RECORD EXCERPTS >>
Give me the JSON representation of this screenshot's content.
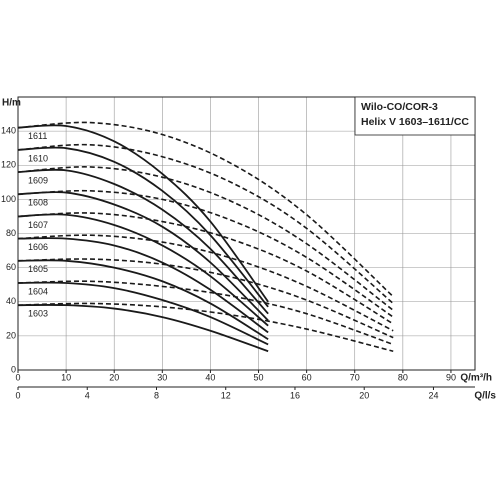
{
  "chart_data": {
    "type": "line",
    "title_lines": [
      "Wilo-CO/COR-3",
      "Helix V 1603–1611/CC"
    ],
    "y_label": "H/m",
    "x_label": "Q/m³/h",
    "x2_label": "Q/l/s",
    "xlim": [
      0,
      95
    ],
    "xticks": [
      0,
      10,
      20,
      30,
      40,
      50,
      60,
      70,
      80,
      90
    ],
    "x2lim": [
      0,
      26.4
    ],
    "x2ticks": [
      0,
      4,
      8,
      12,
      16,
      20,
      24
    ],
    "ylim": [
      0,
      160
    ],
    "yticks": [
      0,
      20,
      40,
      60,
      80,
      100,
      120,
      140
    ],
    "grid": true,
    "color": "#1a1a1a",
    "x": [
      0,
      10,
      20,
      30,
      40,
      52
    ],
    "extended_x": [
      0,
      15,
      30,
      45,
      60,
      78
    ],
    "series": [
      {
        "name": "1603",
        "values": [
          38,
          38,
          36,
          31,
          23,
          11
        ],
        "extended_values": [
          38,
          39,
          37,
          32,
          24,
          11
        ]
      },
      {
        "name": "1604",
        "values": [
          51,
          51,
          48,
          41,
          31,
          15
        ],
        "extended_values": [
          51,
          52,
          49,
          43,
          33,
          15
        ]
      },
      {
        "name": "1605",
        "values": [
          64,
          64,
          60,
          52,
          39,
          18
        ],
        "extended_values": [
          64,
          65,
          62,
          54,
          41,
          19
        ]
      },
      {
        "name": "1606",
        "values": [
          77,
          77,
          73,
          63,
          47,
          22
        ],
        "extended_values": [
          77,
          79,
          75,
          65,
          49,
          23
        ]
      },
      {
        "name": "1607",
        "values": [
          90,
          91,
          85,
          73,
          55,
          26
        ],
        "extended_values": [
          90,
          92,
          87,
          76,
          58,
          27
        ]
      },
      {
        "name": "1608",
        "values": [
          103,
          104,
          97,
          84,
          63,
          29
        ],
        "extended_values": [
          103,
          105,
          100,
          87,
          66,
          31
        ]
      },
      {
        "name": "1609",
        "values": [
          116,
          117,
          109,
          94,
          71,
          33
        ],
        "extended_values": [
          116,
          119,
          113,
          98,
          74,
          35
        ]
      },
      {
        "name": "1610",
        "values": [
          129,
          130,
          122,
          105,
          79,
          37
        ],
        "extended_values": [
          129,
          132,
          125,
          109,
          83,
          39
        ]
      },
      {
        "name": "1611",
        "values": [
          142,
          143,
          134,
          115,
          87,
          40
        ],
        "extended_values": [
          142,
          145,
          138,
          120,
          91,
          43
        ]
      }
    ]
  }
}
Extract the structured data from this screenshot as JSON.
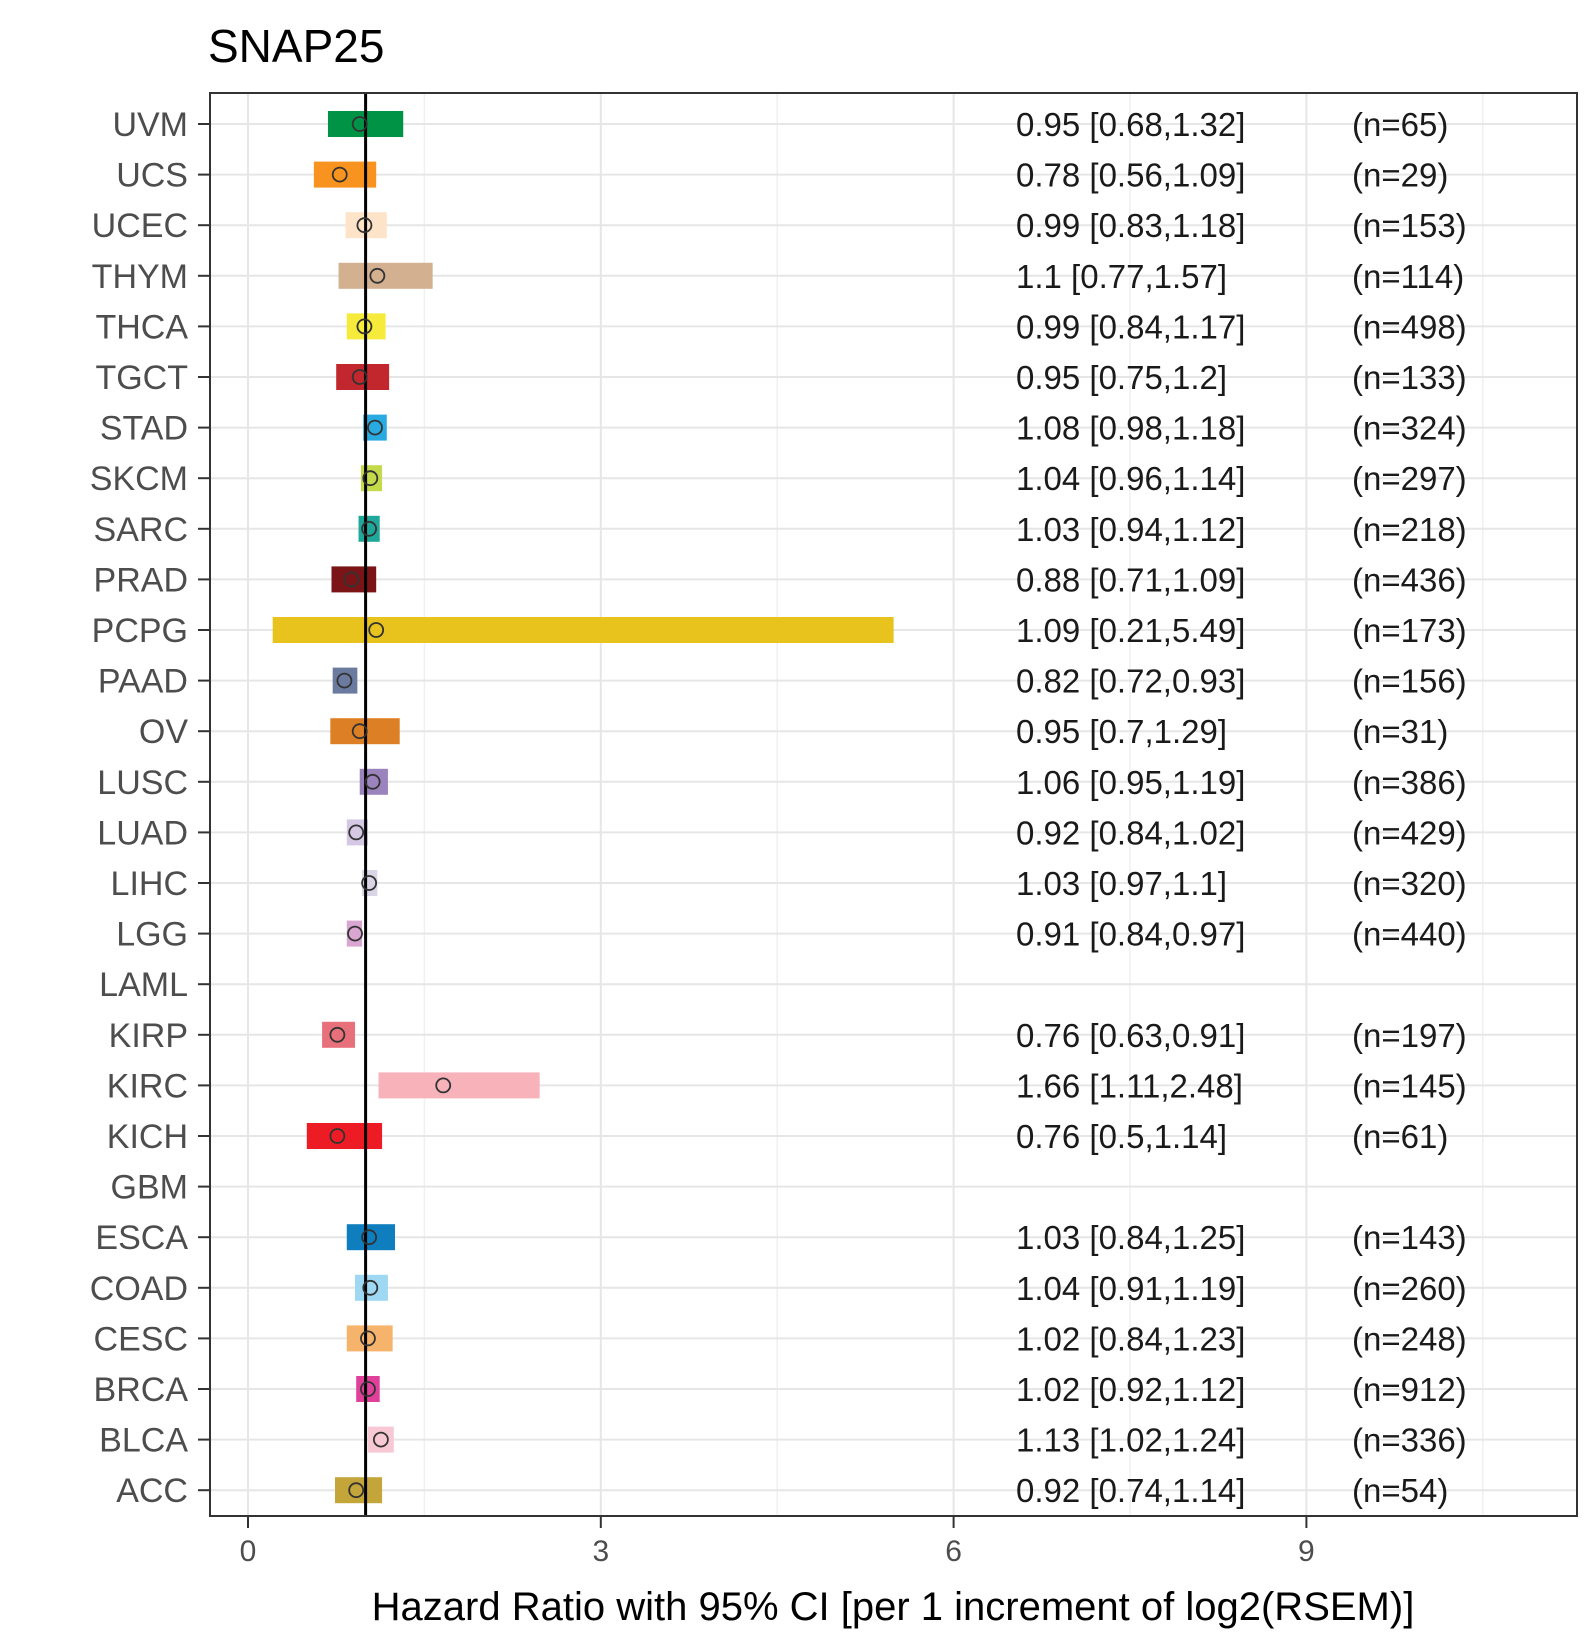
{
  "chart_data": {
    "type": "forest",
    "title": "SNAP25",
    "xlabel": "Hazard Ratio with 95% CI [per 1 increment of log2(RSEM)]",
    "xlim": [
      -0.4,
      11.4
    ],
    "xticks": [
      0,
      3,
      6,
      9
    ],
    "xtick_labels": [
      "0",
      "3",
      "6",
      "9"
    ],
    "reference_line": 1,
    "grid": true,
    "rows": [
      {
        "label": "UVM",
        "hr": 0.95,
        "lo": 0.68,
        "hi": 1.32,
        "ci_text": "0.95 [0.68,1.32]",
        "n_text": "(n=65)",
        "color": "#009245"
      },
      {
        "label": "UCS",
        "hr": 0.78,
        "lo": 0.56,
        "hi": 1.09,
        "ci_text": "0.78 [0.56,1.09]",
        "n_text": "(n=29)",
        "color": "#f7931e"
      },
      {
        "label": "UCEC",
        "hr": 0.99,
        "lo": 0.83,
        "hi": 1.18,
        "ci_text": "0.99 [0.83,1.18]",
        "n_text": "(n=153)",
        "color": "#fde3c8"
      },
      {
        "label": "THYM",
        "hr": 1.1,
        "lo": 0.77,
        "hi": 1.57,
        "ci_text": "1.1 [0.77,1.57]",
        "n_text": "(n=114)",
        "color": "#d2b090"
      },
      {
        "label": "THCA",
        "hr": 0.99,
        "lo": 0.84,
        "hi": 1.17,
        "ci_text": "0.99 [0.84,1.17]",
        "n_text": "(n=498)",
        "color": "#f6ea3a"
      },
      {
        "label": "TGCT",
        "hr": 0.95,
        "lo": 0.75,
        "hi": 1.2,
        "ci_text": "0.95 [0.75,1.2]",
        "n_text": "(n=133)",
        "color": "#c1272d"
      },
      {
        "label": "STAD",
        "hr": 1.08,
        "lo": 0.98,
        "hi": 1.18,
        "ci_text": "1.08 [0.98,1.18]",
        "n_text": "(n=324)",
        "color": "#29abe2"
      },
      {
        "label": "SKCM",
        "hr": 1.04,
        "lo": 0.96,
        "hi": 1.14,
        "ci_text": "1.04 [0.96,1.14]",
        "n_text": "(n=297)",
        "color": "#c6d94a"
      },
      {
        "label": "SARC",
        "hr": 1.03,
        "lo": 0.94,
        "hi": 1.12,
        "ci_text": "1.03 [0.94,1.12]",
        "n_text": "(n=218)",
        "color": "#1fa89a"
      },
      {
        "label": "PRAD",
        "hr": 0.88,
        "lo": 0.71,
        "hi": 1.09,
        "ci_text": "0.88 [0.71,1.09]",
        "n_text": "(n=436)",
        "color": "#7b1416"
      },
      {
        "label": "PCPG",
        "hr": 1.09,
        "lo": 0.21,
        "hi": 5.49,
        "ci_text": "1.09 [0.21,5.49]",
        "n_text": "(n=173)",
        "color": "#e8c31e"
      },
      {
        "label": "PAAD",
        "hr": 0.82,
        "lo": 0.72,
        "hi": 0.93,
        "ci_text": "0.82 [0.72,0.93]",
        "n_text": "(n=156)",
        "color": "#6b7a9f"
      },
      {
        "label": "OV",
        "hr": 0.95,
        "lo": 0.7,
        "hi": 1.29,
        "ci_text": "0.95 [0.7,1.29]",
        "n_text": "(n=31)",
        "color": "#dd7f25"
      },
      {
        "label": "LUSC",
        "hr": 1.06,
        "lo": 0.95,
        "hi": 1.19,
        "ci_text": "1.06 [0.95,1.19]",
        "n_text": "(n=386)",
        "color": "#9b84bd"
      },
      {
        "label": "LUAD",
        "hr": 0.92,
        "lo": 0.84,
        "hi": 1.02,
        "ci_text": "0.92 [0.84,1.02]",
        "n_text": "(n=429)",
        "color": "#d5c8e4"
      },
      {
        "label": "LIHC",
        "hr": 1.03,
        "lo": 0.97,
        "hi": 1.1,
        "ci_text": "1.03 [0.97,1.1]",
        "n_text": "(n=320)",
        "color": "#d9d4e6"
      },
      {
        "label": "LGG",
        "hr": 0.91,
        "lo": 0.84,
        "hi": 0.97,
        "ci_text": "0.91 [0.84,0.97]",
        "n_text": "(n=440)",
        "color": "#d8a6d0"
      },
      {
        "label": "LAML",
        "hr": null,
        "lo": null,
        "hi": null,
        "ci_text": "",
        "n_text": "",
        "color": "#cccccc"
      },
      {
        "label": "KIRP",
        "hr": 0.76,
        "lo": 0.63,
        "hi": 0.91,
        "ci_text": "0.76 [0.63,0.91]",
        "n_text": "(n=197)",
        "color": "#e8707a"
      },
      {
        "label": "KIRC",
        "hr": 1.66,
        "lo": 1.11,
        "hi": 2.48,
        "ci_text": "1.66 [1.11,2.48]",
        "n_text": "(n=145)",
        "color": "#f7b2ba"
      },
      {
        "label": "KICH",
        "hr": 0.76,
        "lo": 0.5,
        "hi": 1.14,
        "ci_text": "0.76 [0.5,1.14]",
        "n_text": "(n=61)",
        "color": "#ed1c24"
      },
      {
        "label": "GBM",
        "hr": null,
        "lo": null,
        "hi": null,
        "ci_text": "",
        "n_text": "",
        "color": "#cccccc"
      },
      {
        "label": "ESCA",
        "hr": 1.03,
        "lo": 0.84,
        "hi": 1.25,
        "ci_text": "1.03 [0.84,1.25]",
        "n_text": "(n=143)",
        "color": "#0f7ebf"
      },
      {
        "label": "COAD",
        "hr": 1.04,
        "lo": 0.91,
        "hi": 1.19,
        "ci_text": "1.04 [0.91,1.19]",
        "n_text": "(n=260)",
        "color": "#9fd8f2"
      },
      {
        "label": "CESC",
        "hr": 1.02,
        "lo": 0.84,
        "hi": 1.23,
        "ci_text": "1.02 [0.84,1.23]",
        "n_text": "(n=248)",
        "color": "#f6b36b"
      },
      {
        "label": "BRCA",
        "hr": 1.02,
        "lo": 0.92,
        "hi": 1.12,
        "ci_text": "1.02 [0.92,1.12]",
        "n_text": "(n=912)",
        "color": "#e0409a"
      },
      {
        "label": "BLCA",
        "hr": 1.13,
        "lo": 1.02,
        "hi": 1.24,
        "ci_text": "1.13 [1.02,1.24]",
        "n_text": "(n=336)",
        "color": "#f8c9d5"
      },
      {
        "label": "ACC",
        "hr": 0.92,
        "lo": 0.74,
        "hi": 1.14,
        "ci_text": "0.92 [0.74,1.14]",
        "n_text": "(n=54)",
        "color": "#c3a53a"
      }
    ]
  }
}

WRITTEN TASK >>
Scan the lines above for "this", then copy every one that has it.

EXERCISE SOLUTION >>
Give me the JSON representation of this screenshot's content.
Extract the structured data from this screenshot as JSON.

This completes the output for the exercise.